§ **TASK DESCRIPTION**: Identify and copy all lines of the material where the string "this" is found.

Records from a dataset
** START **

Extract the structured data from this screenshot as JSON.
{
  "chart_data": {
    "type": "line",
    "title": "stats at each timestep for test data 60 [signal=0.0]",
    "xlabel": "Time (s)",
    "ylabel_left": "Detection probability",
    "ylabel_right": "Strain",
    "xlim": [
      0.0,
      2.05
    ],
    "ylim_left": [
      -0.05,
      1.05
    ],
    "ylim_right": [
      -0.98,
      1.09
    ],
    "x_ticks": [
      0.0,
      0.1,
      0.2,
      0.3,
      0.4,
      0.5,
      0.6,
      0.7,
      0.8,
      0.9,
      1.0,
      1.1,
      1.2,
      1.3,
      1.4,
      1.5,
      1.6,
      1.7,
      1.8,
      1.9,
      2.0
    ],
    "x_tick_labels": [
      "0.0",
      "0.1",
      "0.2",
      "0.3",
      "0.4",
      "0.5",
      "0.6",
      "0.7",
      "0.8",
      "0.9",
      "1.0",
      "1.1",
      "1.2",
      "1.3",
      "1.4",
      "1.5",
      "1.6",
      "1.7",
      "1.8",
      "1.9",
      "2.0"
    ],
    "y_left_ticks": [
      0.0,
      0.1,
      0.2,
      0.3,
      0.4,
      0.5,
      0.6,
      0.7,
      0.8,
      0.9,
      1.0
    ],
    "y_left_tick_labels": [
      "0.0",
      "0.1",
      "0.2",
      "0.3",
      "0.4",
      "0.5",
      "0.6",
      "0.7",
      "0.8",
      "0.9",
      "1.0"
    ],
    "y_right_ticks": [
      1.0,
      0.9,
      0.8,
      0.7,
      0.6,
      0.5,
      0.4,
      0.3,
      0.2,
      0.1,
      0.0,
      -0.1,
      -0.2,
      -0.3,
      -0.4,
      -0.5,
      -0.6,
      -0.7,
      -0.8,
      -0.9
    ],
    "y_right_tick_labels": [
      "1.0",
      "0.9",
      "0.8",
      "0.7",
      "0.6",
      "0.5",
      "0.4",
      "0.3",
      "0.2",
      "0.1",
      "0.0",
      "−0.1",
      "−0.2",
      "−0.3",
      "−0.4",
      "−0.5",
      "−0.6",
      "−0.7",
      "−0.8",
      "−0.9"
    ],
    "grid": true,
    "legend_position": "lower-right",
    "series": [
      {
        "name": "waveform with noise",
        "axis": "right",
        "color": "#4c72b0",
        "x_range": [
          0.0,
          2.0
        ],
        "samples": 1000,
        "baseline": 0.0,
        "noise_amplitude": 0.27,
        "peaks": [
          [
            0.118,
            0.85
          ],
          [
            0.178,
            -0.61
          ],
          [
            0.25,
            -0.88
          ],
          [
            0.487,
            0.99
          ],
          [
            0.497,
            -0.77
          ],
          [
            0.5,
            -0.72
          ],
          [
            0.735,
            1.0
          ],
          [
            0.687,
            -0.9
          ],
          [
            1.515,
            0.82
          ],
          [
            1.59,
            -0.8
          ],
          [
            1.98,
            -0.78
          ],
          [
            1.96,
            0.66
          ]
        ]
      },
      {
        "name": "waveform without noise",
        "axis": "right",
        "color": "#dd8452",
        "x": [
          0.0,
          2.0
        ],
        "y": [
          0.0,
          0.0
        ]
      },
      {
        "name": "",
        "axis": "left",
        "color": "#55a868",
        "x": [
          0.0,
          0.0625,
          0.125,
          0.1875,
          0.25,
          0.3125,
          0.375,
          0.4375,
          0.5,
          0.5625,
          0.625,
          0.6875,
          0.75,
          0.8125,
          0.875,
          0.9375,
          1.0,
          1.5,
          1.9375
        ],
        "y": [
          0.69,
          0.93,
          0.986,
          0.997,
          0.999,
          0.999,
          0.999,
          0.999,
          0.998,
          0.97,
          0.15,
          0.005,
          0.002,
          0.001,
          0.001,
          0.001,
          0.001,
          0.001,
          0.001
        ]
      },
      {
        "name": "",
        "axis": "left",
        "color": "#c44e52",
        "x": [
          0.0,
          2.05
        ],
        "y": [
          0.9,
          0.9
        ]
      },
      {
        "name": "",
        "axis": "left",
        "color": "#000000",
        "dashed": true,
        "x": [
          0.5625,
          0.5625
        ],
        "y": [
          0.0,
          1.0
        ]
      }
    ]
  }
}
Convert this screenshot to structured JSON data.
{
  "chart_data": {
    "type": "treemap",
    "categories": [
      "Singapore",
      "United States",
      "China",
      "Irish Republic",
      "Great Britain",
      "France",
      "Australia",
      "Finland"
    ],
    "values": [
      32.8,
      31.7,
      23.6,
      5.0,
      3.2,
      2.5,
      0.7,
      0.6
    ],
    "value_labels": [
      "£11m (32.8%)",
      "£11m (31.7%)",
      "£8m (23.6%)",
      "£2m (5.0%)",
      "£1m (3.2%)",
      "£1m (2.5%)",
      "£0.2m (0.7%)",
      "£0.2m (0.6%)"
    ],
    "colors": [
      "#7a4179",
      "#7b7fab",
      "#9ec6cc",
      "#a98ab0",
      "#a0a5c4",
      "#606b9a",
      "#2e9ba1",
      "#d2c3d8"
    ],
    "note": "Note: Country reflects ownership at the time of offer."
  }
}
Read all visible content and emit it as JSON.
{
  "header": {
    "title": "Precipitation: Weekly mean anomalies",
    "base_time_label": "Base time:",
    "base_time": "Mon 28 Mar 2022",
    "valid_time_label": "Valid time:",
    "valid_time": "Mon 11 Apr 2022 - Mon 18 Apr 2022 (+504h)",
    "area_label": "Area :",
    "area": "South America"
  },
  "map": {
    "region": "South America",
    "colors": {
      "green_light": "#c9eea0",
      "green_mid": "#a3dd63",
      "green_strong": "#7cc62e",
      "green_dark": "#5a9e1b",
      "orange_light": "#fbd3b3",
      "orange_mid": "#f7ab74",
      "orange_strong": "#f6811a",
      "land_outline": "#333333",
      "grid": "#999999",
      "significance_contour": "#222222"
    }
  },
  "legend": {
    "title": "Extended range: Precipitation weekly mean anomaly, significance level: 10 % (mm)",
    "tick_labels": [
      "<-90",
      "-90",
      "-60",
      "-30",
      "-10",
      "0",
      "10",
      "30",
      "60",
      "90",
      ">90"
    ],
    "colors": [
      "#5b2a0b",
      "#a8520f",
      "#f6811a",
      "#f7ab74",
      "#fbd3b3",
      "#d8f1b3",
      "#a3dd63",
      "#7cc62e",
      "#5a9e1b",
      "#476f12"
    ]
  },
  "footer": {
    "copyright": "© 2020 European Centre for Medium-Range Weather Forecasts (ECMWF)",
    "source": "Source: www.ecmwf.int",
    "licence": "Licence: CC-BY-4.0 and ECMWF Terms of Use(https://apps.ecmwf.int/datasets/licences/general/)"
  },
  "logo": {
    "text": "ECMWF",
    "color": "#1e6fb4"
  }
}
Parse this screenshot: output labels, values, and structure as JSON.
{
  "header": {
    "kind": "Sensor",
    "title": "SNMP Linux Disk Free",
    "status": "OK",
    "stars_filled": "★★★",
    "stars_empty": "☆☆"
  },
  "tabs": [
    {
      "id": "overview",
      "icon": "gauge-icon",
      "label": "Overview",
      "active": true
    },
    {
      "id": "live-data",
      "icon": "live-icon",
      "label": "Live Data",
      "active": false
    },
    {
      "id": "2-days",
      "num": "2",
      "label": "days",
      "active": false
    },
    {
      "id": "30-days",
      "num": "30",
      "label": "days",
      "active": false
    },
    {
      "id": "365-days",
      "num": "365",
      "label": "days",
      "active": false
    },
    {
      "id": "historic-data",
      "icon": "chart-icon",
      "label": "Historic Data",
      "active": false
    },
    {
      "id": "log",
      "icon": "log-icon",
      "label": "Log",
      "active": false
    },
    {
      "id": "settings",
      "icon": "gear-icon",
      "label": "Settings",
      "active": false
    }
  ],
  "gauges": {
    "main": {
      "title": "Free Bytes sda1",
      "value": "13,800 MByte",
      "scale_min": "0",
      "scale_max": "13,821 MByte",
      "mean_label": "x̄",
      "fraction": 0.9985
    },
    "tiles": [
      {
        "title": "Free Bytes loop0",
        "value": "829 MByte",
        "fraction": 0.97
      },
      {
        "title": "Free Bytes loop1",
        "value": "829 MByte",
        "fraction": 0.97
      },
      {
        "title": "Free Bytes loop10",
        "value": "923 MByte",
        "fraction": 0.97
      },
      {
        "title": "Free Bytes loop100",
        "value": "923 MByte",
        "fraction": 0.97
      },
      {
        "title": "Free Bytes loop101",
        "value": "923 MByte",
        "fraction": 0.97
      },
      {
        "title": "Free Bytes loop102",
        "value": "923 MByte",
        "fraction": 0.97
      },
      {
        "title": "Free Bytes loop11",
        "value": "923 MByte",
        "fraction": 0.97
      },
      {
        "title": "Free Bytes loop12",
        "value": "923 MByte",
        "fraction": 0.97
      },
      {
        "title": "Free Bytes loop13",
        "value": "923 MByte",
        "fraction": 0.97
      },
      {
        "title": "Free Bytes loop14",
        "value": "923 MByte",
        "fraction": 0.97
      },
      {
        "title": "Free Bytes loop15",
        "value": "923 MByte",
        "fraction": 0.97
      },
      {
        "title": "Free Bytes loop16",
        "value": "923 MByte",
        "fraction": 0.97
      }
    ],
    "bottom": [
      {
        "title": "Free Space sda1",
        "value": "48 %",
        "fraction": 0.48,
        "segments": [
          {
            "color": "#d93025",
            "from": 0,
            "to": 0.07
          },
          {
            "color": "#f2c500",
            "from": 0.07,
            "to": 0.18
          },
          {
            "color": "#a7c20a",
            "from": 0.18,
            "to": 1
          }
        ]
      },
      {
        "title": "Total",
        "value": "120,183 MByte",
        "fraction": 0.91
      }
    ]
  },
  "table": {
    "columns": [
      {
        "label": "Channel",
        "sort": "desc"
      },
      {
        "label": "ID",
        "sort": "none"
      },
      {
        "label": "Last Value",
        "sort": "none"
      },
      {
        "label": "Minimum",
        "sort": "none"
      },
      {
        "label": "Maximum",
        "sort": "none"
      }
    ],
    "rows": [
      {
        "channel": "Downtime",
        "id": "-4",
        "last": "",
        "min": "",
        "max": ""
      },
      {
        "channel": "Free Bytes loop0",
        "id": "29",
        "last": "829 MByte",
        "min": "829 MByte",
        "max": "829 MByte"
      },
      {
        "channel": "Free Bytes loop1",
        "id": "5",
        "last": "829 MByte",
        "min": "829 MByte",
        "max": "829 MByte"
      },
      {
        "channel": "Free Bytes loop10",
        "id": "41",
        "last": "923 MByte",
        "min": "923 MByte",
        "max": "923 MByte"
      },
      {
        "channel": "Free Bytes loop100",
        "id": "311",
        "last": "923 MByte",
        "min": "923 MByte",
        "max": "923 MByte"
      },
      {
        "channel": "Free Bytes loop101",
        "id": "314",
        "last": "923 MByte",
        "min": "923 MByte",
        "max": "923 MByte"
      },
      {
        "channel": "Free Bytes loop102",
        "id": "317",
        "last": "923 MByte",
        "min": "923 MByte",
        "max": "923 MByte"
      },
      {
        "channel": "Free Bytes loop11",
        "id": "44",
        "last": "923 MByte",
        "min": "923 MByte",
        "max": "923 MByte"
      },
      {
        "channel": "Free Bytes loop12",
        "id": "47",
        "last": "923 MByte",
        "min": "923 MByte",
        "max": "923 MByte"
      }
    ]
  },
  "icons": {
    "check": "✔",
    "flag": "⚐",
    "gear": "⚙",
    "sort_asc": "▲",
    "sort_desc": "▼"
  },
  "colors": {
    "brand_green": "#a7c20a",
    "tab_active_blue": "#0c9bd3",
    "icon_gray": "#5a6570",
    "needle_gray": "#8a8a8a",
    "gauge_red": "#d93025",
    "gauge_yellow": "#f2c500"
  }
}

** END **

§ **OUTPUT**:
Extract the structured data from this screenshot as JSON.
Convert this screenshot to structured JSON data.
Parse this screenshot: output labels, values, and structure as JSON.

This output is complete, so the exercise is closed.